— START Supplied entries —

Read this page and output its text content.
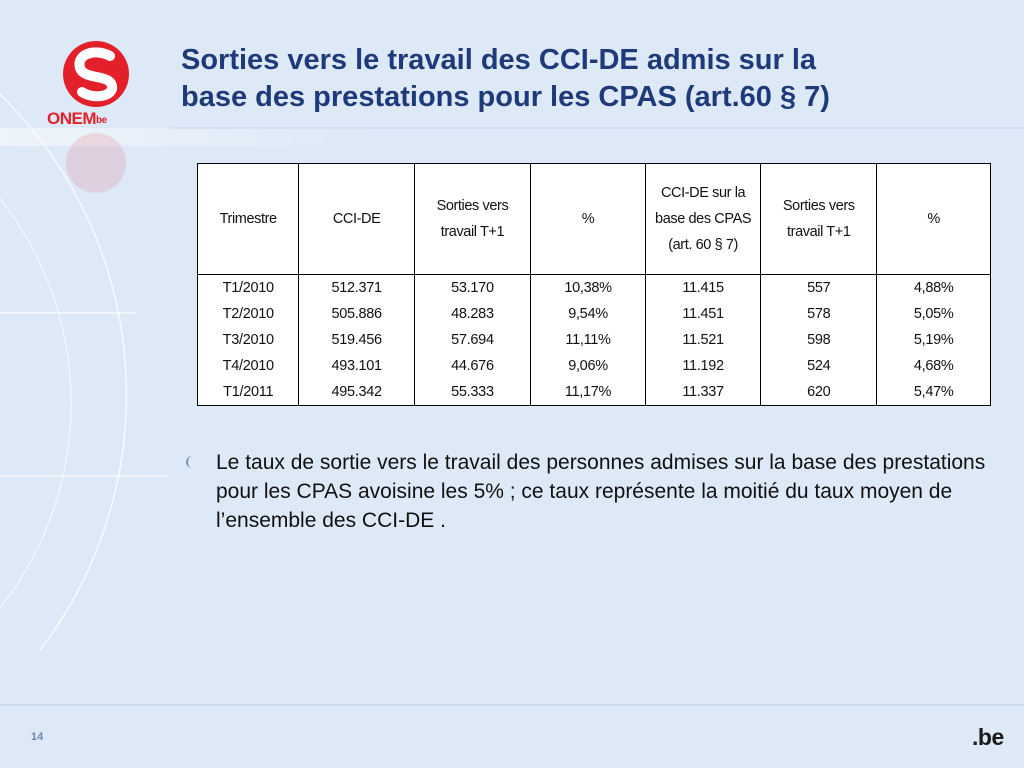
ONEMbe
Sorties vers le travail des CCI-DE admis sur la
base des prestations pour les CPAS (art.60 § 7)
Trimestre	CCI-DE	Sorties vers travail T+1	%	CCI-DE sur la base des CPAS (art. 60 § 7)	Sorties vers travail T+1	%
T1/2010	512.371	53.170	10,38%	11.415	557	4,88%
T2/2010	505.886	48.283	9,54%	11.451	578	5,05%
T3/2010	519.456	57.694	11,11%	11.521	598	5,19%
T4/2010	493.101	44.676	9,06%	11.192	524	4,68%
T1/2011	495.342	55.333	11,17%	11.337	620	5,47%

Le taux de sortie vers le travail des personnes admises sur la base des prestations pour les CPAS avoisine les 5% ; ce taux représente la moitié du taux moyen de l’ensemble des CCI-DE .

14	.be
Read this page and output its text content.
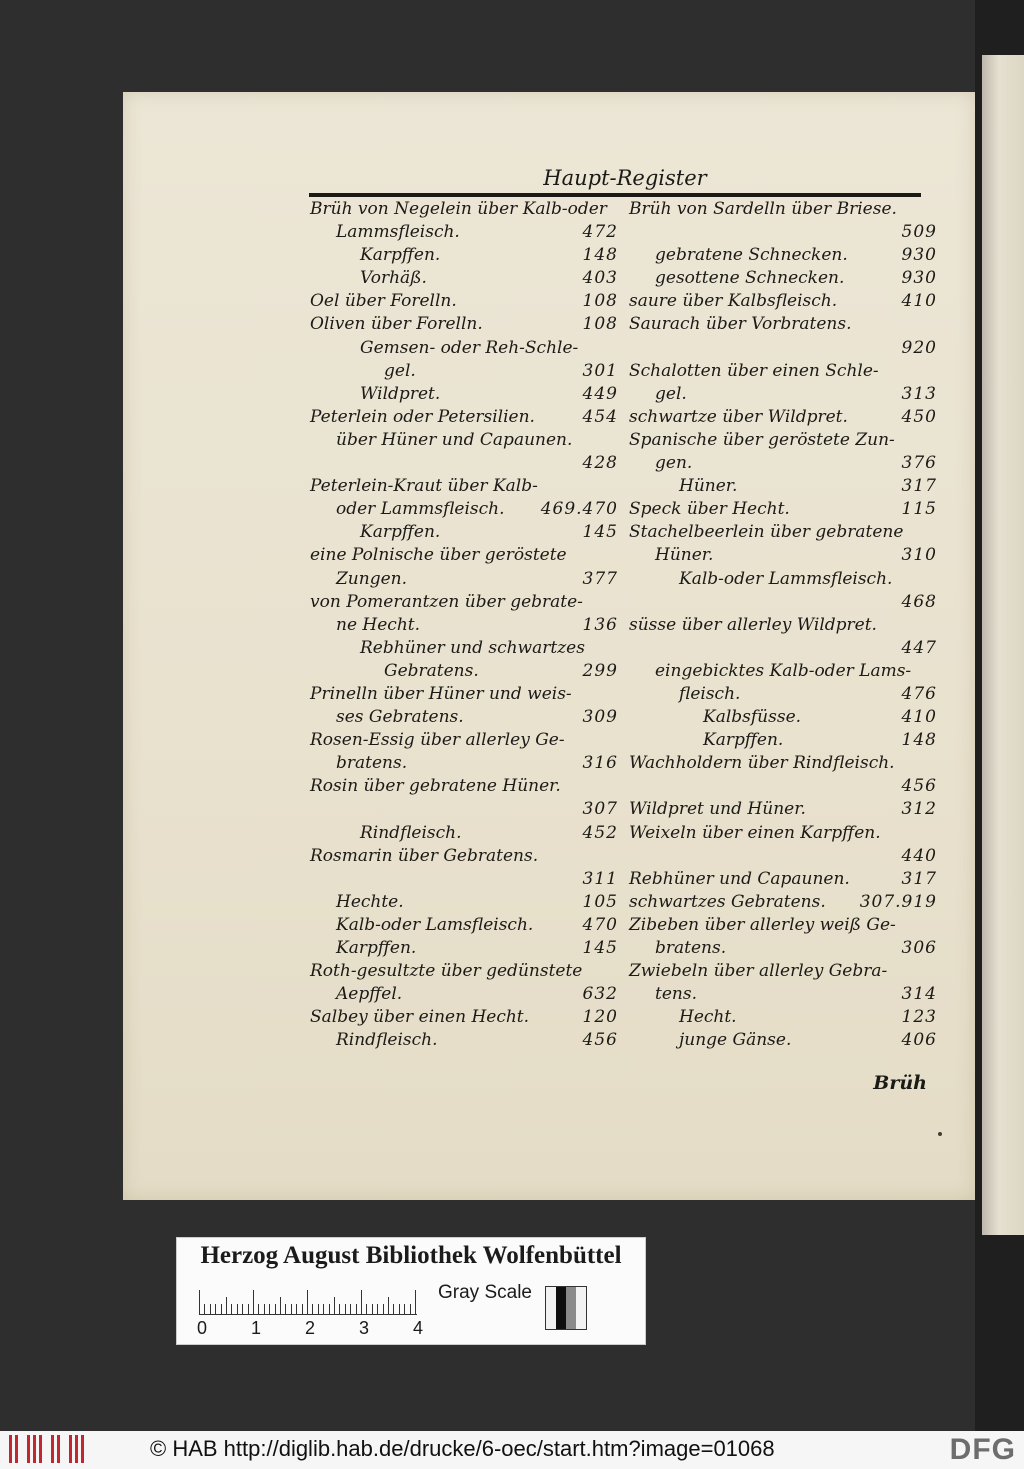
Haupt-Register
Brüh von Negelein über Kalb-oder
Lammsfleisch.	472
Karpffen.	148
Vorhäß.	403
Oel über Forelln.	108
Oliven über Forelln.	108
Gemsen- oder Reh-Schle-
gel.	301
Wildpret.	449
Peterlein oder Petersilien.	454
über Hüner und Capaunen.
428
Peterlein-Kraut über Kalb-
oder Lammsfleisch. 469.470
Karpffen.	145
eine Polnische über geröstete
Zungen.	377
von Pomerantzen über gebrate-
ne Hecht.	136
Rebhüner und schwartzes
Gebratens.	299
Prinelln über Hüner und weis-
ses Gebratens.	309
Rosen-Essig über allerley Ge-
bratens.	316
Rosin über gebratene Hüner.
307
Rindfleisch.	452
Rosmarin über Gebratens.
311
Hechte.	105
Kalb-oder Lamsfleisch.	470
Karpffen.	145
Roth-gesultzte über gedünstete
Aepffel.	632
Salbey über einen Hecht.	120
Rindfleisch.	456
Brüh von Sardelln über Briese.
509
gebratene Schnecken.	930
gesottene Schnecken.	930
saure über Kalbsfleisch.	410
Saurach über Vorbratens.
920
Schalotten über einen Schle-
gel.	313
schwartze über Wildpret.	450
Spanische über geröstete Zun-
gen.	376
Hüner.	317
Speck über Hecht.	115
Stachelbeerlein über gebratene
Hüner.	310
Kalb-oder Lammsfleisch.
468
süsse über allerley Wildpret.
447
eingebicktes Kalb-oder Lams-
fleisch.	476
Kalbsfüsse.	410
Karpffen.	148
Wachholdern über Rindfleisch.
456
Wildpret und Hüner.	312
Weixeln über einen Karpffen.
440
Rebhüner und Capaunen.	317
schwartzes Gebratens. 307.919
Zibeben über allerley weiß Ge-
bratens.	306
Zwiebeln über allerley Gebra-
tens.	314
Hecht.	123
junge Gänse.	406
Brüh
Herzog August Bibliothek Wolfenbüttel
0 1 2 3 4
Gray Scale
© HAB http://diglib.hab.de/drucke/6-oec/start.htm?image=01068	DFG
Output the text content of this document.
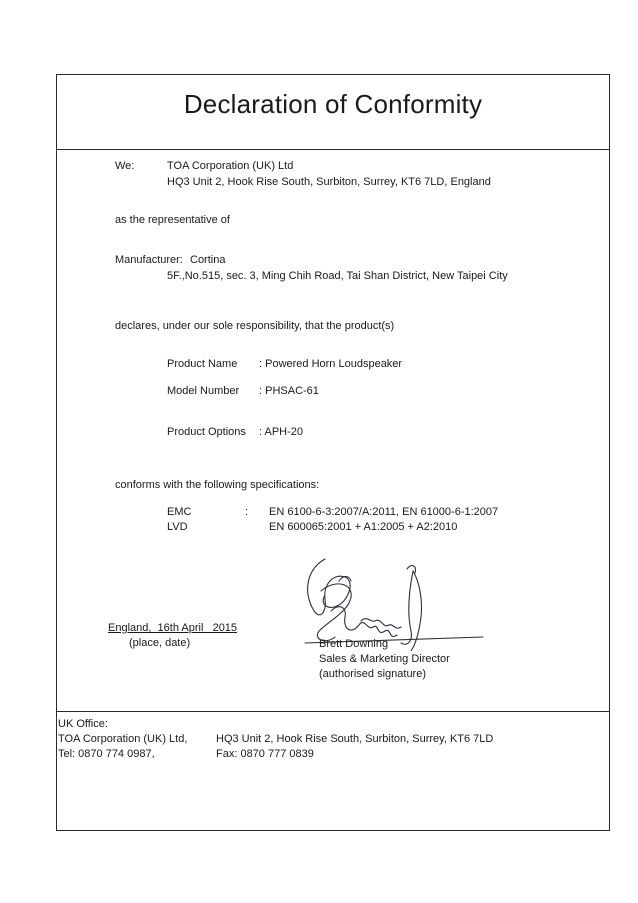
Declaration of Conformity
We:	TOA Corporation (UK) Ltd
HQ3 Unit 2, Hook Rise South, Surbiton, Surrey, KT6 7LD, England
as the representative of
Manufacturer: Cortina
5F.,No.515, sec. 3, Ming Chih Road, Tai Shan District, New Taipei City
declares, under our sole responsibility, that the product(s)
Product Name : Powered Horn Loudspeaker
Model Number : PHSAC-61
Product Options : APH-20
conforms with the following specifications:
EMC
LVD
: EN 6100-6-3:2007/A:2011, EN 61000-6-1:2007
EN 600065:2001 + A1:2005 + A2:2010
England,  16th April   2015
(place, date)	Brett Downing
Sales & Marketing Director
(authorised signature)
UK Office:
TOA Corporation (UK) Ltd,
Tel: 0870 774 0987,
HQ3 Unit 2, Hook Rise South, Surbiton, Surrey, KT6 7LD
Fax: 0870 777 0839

— END Supplied entries —

● The problem
Transcribe the full listing above exactly as it stands, minus the pictures.

● Exercise answer
Read this page and output its text content.
ONEMbe
Sorties vers le travail des CCI-DE admis sur la
base des prestations pour les CPAS (art.60 § 7)
Trimestre	CCI-DE	Sorties vers travail T+1	%	CCI-DE sur la base des CPAS (art. 60 § 7)	Sorties vers travail T+1	%
T1/2010	512.371	53.170	10,38%	11.415	557	4,88%
T2/2010	505.886	48.283	9,54%	11.451	578	5,05%
T3/2010	519.456	57.694	11,11%	11.521	598	5,19%
T4/2010	493.101	44.676	9,06%	11.192	524	4,68%
T1/2011	495.342	55.333	11,17%	11.337	620	5,47%

Le taux de sortie vers le travail des personnes admises sur la base des prestations pour les CPAS avoisine les 5% ; ce taux représente la moitié du taux moyen de l’ensemble des CCI-DE .

14	.be
Read this page and output its text content.
Haupt-Register
Brüh von Negelein über Kalb-oder
Lammsfleisch.	472
Karpffen.	148
Vorhäß.	403
Oel über Forelln.	108
Oliven über Forelln.	108
Gemsen- oder Reh-Schle-
gel.	301
Wildpret.	449
Peterlein oder Petersilien.	454
über Hüner und Capaunen.
428
Peterlein-Kraut über Kalb-
oder Lammsfleisch. 469.470
Karpffen.	145
eine Polnische über geröstete
Zungen.	377
von Pomerantzen über gebrate-
ne Hecht.	136
Rebhüner und schwartzes
Gebratens.	299
Prinelln über Hüner und weis-
ses Gebratens.	309
Rosen-Essig über allerley Ge-
bratens.	316
Rosin über gebratene Hüner.
307
Rindfleisch.	452
Rosmarin über Gebratens.
311
Hechte.	105
Kalb-oder Lamsfleisch.	470
Karpffen.	145
Roth-gesultzte über gedünstete
Aepffel.	632
Salbey über einen Hecht.	120
Rindfleisch.	456
Brüh von Sardelln über Briese.
509
gebratene Schnecken.	930
gesottene Schnecken.	930
saure über Kalbsfleisch.	410
Saurach über Vorbratens.
920
Schalotten über einen Schle-
gel.	313
schwartze über Wildpret.	450
Spanische über geröstete Zun-
gen.	376
Hüner.	317
Speck über Hecht.	115
Stachelbeerlein über gebratene
Hüner.	310
Kalb-oder Lammsfleisch.
468
süsse über allerley Wildpret.
447
eingebicktes Kalb-oder Lams-
fleisch.	476
Kalbsfüsse.	410
Karpffen.	148
Wachholdern über Rindfleisch.
456
Wildpret und Hüner.	312
Weixeln über einen Karpffen.
440
Rebhüner und Capaunen.	317
schwartzes Gebratens. 307.919
Zibeben über allerley weiß Ge-
bratens.	306
Zwiebeln über allerley Gebra-
tens.	314
Hecht.	123
junge Gänse.	406
Brüh
Herzog August Bibliothek Wolfenbüttel
0 1 2 3 4
Gray Scale
© HAB http://diglib.hab.de/drucke/6-oec/start.htm?image=01068	DFG
Output the text content of this document.
Declaration of Conformity
We:	TOA Corporation (UK) Ltd
HQ3 Unit 2, Hook Rise South, Surbiton, Surrey, KT6 7LD, England
as the representative of
Manufacturer: Cortina
5F.,No.515, sec. 3, Ming Chih Road, Tai Shan District, New Taipei City
declares, under our sole responsibility, that the product(s)
Product Name : Powered Horn Loudspeaker
Model Number : PHSAC-61
Product Options : APH-20
conforms with the following specifications:
EMC
LVD
: EN 6100-6-3:2007/A:2011, EN 61000-6-1:2007
EN 600065:2001 + A1:2005 + A2:2010
England,  16th April   2015
(place, date)	Brett Downing
Sales & Marketing Director
(authorised signature)
UK Office:
TOA Corporation (UK) Ltd,
Tel: 0870 774 0987,
HQ3 Unit 2, Hook Rise South, Surbiton, Surrey, KT6 7LD
Fax: 0870 777 0839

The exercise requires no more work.